WHAT YOU NEED TO DO: Rewrite the records from their start up to and including the line containing "The reel seat 1 is at (418, 72)." as a JSON list of strings, one string per line, with blank lines omitted and the pictures left out.

### ENTRIES ###

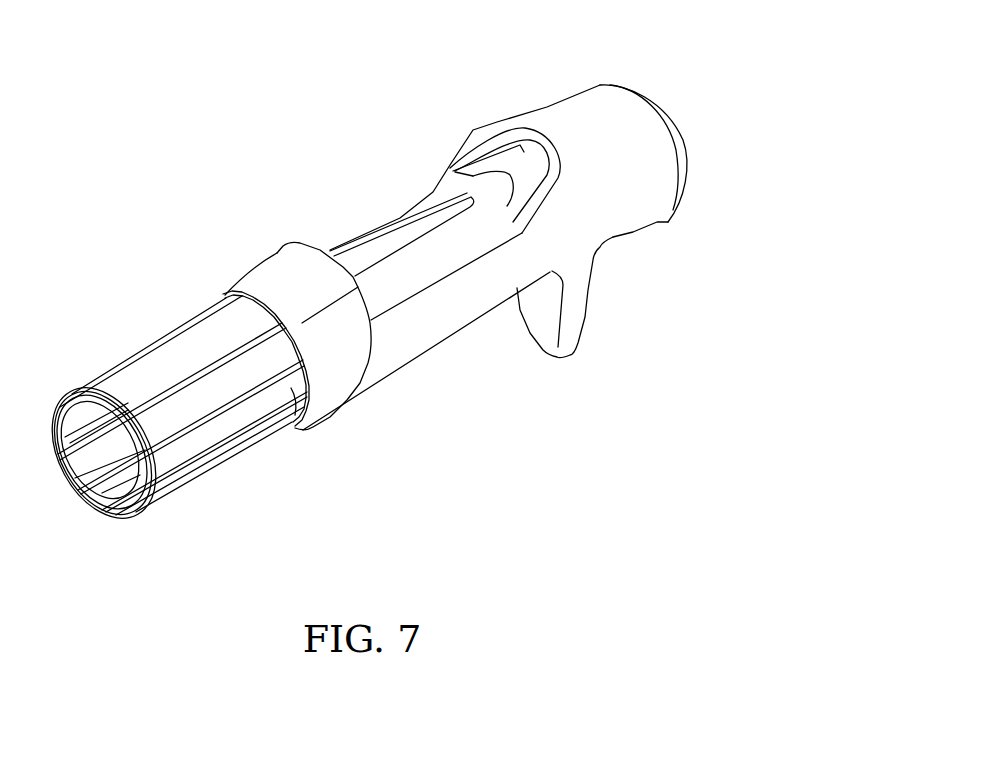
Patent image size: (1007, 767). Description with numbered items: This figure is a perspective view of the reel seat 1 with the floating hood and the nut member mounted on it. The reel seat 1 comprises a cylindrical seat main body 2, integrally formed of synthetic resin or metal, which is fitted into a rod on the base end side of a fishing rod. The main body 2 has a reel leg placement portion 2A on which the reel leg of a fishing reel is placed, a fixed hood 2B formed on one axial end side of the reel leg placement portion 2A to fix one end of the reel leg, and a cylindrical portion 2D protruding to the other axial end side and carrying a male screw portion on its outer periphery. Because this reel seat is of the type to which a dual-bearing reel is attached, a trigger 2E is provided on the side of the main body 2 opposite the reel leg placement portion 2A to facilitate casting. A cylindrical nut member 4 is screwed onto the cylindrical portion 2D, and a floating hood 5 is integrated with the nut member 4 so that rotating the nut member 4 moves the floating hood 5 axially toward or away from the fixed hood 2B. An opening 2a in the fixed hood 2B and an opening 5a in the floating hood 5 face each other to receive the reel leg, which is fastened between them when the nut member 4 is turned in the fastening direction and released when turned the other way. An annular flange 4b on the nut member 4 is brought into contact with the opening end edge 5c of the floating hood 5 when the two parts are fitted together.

The reel seat 1 is at (418, 72).
The seat main body 2 is at (392, 361).
The reel leg placement portion 2A is at (393, 240).
The fixed hood 2B is at (556, 118).
The cylindrical portion 2D is at (68, 405).
The trigger 2E is at (586, 307).
The opening 2a is at (519, 138).
The nut member 4 is at (160, 354).
The annular flange 4b is at (221, 299).
The floating hood 5 is at (262, 282).
The opening 5a is at (320, 244).
The opening end edge 5c is at (294, 392).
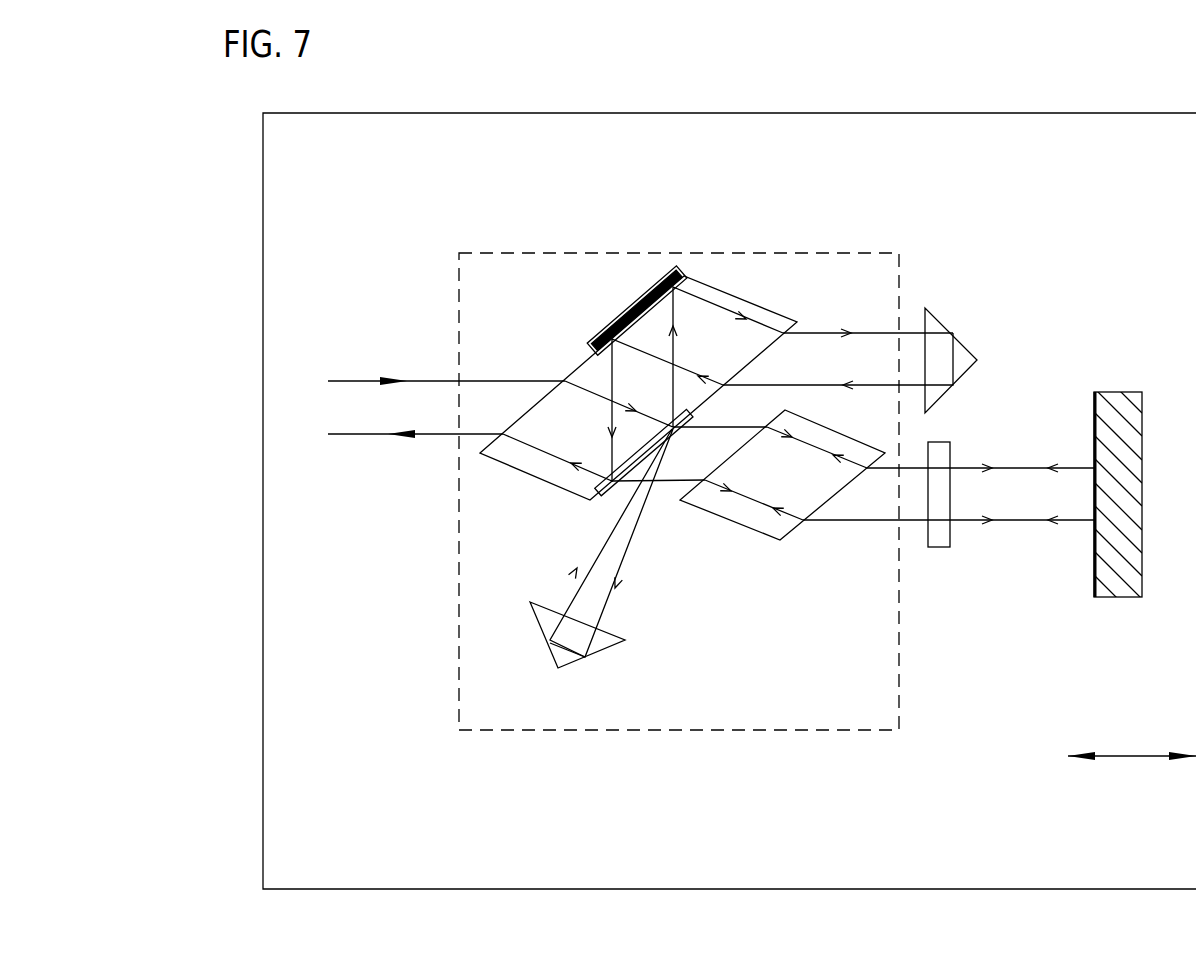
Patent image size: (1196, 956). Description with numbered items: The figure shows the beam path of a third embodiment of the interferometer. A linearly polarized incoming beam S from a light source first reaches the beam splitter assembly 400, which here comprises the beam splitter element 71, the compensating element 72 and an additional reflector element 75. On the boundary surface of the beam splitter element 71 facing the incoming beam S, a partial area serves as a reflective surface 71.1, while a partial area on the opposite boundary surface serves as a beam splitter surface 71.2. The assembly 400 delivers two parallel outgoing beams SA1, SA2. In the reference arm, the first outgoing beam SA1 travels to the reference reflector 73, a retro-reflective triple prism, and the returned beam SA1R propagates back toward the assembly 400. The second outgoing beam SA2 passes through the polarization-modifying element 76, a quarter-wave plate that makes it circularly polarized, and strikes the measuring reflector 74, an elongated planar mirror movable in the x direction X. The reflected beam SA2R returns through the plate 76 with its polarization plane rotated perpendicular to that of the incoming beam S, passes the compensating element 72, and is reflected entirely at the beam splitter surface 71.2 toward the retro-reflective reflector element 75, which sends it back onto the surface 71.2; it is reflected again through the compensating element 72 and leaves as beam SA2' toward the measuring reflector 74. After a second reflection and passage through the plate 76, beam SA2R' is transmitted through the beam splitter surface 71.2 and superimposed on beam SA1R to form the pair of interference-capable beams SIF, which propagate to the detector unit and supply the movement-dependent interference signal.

The beam splitter element 71 is at (543, 335).
The reflective surface 71.1 is at (622, 320).
The beam splitter surface 71.2 is at (647, 458).
The compensating element 72 is at (823, 552).
The reference reflector 73 is at (942, 328).
The measuring reflector 74 is at (1113, 392).
The reflector element 75 is at (540, 632).
The polarization-modifying element 76 is at (938, 535).
The beam splitter assembly 400 is at (702, 732).
The incoming beam S is at (357, 378).
The interference-capable beams SIF is at (362, 440).
The first outgoing beam SA1 is at (830, 333).
The reflected first beam SA1R is at (810, 387).
The second outgoing beam SA2 is at (980, 428).
The reflected second beam SA2R is at (1055, 410).
The second-pass outgoing beam SA2' is at (948, 560).
The second interference-capable beam SA2R' is at (1090, 581).
The x direction X is at (1132, 778).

###

EXERCISE OUTPUT:
[
  "Patent image size: (1007, 767). Description with numbered items: This figure is a perspective view of the reel seat 1 with the floating hood and the nut member mounted on it. The reel seat 1 comprises a cylindrical seat main body 2, integrally formed of synthetic resin or metal, which is fitted into a rod on the base end side of a fishing rod. The main body 2 has a reel leg placement portion 2A on which the reel leg of a fishing reel is placed, a fixed hood 2B formed on one axial end side of the reel leg placement portion 2A to fix one end of the reel leg, and a cylindrical portion 2D protruding to the other axial end side and carrying a male screw portion on its outer periphery. Because this reel seat is of the type to which a dual-bearing reel is attached, a trigger 2E is provided on the side of the main body 2 opposite the reel leg placement portion 2A to facilitate casting. A cylindrical nut member 4 is screwed onto the cylindrical portion 2D, and a floating hood 5 is integrated with the nut member 4 so that rotating the nut member 4 moves the floating hood 5 axially toward or away from the fixed hood 2B. An opening 2a in the fixed hood 2B and an opening 5a in the floating hood 5 face each other to receive the reel leg, which is fastened between them when the nut member 4 is turned in the fastening direction and released when turned the other way. An annular flange 4b on the nut member 4 is brought into contact with the opening end edge 5c of the floating hood 5 when the two parts are fitted together.",
  "The reel seat 1 is at (418, 72)."
]